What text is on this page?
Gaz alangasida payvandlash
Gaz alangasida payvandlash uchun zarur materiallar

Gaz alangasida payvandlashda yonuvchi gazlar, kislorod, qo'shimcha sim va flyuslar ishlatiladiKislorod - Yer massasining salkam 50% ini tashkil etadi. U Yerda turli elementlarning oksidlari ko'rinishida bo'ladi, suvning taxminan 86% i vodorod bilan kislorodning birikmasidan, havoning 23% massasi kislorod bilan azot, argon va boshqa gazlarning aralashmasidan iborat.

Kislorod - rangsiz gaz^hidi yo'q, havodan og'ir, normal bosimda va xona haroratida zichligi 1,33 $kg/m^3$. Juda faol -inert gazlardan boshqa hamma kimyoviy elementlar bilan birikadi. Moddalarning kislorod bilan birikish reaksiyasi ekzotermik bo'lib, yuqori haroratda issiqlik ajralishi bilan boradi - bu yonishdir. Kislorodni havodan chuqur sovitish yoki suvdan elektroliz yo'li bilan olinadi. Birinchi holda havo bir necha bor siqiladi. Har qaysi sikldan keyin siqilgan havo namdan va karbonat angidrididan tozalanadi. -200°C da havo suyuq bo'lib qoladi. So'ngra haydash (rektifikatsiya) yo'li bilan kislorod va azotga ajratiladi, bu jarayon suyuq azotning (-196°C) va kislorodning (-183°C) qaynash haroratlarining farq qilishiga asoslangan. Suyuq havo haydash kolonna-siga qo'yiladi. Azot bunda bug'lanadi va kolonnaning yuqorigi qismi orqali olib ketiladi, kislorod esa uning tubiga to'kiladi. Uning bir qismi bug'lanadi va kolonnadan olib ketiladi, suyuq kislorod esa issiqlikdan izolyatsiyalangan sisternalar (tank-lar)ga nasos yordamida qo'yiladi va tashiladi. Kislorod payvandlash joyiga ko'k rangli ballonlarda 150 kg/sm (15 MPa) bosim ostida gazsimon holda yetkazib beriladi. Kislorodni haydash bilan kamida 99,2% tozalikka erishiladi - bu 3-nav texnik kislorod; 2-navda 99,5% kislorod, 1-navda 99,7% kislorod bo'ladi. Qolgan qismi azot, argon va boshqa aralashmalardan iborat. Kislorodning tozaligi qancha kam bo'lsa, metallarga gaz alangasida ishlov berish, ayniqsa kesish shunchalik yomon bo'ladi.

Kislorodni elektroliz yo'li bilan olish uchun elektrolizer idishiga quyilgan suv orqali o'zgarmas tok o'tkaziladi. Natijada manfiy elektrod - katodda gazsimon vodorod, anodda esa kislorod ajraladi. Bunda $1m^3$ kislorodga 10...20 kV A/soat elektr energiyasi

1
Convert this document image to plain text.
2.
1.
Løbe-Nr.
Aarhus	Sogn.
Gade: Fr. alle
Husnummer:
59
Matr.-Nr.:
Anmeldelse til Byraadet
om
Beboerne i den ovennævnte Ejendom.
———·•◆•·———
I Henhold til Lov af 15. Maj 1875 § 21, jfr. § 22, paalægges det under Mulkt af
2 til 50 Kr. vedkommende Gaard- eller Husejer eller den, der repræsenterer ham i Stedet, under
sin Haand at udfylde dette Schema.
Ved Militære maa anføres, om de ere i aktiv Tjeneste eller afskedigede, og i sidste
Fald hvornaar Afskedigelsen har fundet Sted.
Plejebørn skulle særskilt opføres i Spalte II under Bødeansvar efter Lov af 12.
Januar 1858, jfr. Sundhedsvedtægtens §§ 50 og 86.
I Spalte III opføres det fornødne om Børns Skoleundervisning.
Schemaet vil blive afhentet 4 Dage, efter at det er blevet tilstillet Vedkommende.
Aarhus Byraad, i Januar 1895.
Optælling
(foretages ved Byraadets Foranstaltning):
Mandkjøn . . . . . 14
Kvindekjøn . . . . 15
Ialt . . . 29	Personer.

########

## Exercise task
Write out again, unchanged, every line from the line containing "Convert this document image to plain text." to the final line of the material above.

## Solution for this task
Convert this document image to plain text.
2.
1.
Løbe-Nr.
Aarhus	Sogn.
Gade: Fr. alle
Husnummer:
59
Matr.-Nr.:
Anmeldelse til Byraadet
om
Beboerne i den ovennævnte Ejendom.
———·•◆•·———
I Henhold til Lov af 15. Maj 1875 § 21, jfr. § 22, paalægges det under Mulkt af
2 til 50 Kr. vedkommende Gaard- eller Husejer eller den, der repræsenterer ham i Stedet, under
sin Haand at udfylde dette Schema.
Ved Militære maa anføres, om de ere i aktiv Tjeneste eller afskedigede, og i sidste
Fald hvornaar Afskedigelsen har fundet Sted.
Plejebørn skulle særskilt opføres i Spalte II under Bødeansvar efter Lov af 12.
Januar 1858, jfr. Sundhedsvedtægtens §§ 50 og 86.
I Spalte III opføres det fornødne om Børns Skoleundervisning.
Schemaet vil blive afhentet 4 Dage, efter at det er blevet tilstillet Vedkommende.
Aarhus Byraad, i Januar 1895.
Optælling
(foretages ved Byraadets Foranstaltning):
Mandkjøn . . . . . 14
Kvindekjøn . . . . 15
Ialt . . . 29	Personer.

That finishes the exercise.